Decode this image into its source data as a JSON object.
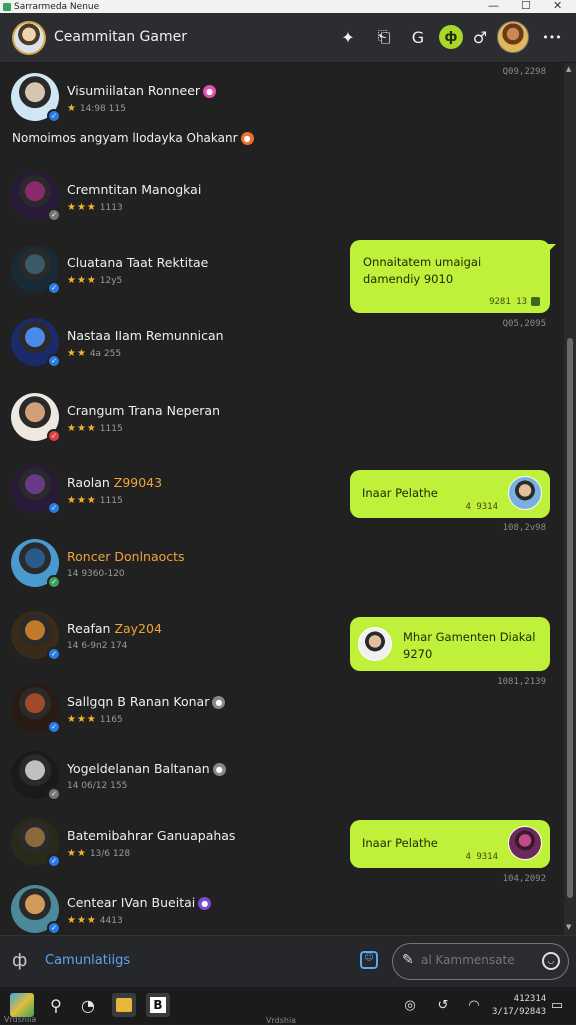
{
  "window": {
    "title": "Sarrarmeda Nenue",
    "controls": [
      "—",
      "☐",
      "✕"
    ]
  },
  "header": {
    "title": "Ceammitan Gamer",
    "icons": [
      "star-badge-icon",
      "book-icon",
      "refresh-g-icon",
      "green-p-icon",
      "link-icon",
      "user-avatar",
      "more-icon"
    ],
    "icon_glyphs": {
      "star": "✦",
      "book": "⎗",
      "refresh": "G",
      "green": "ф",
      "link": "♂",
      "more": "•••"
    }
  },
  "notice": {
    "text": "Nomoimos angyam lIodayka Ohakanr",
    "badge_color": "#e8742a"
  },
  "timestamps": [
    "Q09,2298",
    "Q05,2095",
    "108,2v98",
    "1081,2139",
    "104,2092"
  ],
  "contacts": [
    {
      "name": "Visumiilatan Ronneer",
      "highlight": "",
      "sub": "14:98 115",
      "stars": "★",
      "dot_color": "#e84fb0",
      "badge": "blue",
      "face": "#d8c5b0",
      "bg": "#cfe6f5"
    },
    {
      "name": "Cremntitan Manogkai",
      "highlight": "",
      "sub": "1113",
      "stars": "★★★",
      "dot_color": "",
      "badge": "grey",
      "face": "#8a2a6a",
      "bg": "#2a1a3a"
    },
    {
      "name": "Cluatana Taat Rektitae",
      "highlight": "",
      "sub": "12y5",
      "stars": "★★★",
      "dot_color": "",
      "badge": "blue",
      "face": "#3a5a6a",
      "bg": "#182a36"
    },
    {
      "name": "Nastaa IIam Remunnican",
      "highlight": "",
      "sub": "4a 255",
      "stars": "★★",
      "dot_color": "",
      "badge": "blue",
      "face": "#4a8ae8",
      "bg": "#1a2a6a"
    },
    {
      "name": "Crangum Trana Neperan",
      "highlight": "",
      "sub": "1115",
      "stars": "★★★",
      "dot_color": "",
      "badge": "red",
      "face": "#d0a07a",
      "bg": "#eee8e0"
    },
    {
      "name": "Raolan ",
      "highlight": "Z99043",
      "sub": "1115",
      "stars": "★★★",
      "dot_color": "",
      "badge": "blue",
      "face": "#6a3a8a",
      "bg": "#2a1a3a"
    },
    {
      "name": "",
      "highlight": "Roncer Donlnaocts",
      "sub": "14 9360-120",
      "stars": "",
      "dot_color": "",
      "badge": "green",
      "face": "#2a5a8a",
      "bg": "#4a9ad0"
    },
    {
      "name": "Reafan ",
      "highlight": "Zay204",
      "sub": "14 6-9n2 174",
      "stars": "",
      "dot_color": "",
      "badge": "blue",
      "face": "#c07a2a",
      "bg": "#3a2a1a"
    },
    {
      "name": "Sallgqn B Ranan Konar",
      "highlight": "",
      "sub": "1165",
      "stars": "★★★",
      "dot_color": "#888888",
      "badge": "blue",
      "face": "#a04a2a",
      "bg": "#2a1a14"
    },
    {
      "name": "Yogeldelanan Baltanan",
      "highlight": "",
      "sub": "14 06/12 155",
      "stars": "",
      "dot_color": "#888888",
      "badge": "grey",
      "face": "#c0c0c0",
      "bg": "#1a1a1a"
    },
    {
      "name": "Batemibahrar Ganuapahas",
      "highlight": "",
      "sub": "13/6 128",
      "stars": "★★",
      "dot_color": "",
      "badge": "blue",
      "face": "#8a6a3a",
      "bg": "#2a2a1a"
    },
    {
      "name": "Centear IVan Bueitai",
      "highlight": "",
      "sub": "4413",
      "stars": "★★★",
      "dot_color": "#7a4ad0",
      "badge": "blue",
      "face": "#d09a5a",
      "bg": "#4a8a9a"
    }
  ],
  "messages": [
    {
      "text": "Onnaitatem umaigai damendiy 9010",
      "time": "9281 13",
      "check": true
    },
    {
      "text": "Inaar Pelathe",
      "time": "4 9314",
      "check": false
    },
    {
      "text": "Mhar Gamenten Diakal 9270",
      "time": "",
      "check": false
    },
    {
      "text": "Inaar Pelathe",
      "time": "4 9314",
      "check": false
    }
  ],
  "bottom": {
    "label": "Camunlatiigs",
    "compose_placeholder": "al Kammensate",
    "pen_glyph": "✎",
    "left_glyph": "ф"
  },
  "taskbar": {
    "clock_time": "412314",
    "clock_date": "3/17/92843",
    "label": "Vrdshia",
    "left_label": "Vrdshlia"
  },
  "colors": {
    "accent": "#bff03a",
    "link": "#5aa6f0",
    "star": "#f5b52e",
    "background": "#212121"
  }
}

===============

:: Your instructions ::
Find every line above that contains the word "title", and return each one.

:: Answer to this exercise ::
    "title": "Sarrarmeda Nenue",
    "title": "Ceammitan Gamer",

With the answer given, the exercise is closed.